* Supplied data

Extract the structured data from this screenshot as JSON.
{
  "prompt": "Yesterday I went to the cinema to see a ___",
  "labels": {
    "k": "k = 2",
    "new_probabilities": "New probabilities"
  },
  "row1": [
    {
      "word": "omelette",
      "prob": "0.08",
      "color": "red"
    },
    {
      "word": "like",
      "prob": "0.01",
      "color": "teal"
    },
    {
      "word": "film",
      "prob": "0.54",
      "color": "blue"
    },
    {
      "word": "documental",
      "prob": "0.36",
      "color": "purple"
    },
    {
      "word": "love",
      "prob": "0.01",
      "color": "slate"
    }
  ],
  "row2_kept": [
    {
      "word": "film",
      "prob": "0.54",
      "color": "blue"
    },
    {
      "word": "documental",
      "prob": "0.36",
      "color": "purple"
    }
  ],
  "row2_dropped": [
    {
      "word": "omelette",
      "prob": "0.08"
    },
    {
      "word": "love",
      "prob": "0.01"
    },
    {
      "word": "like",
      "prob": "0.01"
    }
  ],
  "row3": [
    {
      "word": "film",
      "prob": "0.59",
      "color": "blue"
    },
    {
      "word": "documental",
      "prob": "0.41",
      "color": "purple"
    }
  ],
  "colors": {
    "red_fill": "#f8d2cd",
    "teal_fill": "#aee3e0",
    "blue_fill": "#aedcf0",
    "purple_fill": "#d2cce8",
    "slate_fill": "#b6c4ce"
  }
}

* Aim of the task
Each record above should be returned exactly as it appears.

* Complete answer
Extract the structured data from this screenshot as JSON.
{
  "prompt": "Yesterday I went to the cinema to see a ___",
  "labels": {
    "k": "k = 2",
    "new_probabilities": "New probabilities"
  },
  "row1": [
    {
      "word": "omelette",
      "prob": "0.08",
      "color": "red"
    },
    {
      "word": "like",
      "prob": "0.01",
      "color": "teal"
    },
    {
      "word": "film",
      "prob": "0.54",
      "color": "blue"
    },
    {
      "word": "documental",
      "prob": "0.36",
      "color": "purple"
    },
    {
      "word": "love",
      "prob": "0.01",
      "color": "slate"
    }
  ],
  "row2_kept": [
    {
      "word": "film",
      "prob": "0.54",
      "color": "blue"
    },
    {
      "word": "documental",
      "prob": "0.36",
      "color": "purple"
    }
  ],
  "row2_dropped": [
    {
      "word": "omelette",
      "prob": "0.08"
    },
    {
      "word": "love",
      "prob": "0.01"
    },
    {
      "word": "like",
      "prob": "0.01"
    }
  ],
  "row3": [
    {
      "word": "film",
      "prob": "0.59",
      "color": "blue"
    },
    {
      "word": "documental",
      "prob": "0.41",
      "color": "purple"
    }
  ],
  "colors": {
    "red_fill": "#f8d2cd",
    "teal_fill": "#aee3e0",
    "blue_fill": "#aedcf0",
    "purple_fill": "#d2cce8",
    "slate_fill": "#b6c4ce"
  }
}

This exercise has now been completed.